> _Reading passage_:
####
Every England defeat brings a period of intense scrutiny. Tumble out of a tournament to a better team and it reinforces the melancholia that comes hand in hand with extended underachievement. Stumble against lesser opposition and the accusations of arrogance, inattentiveness or incompetence rain down.
Losing to Czech Republic was no disaster for England. They are still clear favourites to top Group A, have still scored at a rate of one goal every 23 minutes during this campaign and will most likely be a top seed at Euro 2020 if they avoid dropping any more points.
But the mood of angst amongst supporters and media reflects that the second age of Gareth Southgate’s England tenure has begun. Whatever your take on England’s World Cup campaign, it provided a refreshing sea change in the mood around the national team. But for a manager who stressed that second in the world would never be considered good enough, constant improvement is needed. In Prague – as against Kosovo in September – backward steps were taken.
Southgate deserves immense credit for his work to date. His concerted campaign to reduce the average age of the team has been truly remarkable. At World Cup 2010, over 30% of England’s squad were aged 30 or above. Since the 2018 World Cup, England have not given a competitive minute to a player aged 30 or above. That should buy him huge goodwill amongst any critics.
But then Southgate has also been the beneficiary of improved conditions. In December 2018 he railed against the lack of opportunities for young English footballers after figures revealed only 24% of appearances in a recent weekend had been handed to domestic players. On the opening weekend of this season, 38% of players were English. In 2016/17 and 2017/18 combined, a Premier League starting XI with an average age of under 25 was picked only twice. Already this season, that mark has been met ten times by four different clubs. Not since the 1990s has there been such a buzz around the prospective route into the England team for young players from across the Premier League.
Being an international manager is hard. The ratio between the time spent with club and country is so skewed that you are torn between attempting to execute your own plans and mimicking what is working at club level. On that point, Southgate is ripe for some criticism.
Liverpool’s full-backs are the highest-performing unit in the Premier League. The rise of the full-back as the crucial element of a successful Premier League team has been coming for almost 25 years, since Arsene Wenger told Nigel Winterburn and Lee Dixon that he wanted to them to operate in both halves of the pitch. Proof of the required multi-functionality lies in the number of midfielders or wingers who have deputised in the role at Big Six clubs in the last few years: Victor Moses, James Milner, Ashley Young, Oleksandr Zinchenko. This summer, those clubs spent another £160m on full-backs.
####
> _Data section_:
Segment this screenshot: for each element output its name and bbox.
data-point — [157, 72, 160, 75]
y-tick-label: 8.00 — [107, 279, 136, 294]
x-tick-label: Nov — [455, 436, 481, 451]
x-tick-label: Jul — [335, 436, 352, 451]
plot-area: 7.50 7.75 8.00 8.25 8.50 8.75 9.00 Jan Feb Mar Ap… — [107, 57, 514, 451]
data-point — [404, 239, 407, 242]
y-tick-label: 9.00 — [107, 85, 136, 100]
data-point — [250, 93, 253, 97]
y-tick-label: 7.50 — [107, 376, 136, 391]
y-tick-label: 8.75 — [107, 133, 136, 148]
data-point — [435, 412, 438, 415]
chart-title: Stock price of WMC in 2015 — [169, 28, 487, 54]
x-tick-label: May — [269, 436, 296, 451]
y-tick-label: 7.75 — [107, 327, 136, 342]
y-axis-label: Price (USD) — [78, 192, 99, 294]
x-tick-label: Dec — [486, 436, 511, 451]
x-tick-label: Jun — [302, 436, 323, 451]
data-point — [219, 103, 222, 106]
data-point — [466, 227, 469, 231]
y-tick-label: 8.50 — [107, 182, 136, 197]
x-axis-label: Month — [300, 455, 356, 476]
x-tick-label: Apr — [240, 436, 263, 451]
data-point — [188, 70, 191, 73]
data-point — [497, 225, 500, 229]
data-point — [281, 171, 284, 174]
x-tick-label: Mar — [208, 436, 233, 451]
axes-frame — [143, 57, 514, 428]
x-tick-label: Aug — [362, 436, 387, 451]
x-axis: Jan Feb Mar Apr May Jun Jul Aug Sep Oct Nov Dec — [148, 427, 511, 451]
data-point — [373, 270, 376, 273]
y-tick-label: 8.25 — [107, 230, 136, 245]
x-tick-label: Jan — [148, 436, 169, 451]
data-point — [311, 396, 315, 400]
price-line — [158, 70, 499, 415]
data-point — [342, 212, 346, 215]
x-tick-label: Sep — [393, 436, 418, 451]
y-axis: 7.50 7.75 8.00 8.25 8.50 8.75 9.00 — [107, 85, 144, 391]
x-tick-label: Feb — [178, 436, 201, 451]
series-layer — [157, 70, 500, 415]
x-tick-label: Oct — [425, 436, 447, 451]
####
> _Task set_:
- A) In the article on England's defeat to Czech Republic, what share of players were English on the opening weekend of this season?
- B) Reproduce word for word the part of the article on England's defeat to Czech Republic that opens with the words containing "Liverpool’s full-backs are" and closes with "another £160m on full-backs.".

> _Answer list_:
- A) 38%

- B)
Liverpool’s full-backs are the highest-performing unit in the Premier League. The rise of the full-back as the crucial element of a successful Premier League team has been coming for almost 25 years, since Arsene Wenger told Nigel Winterburn and Lee Dixon that he wanted to them to operate in both halves of the pitch. Proof of the required multi-functionality lies in the number of midfielders or wingers who have deputised in the role at Big Six clubs in the last few years: Victor Moses, James Milner, Ashley Young, Oleksandr Zinchenko. This summer, those clubs spent another £160m on full-backs.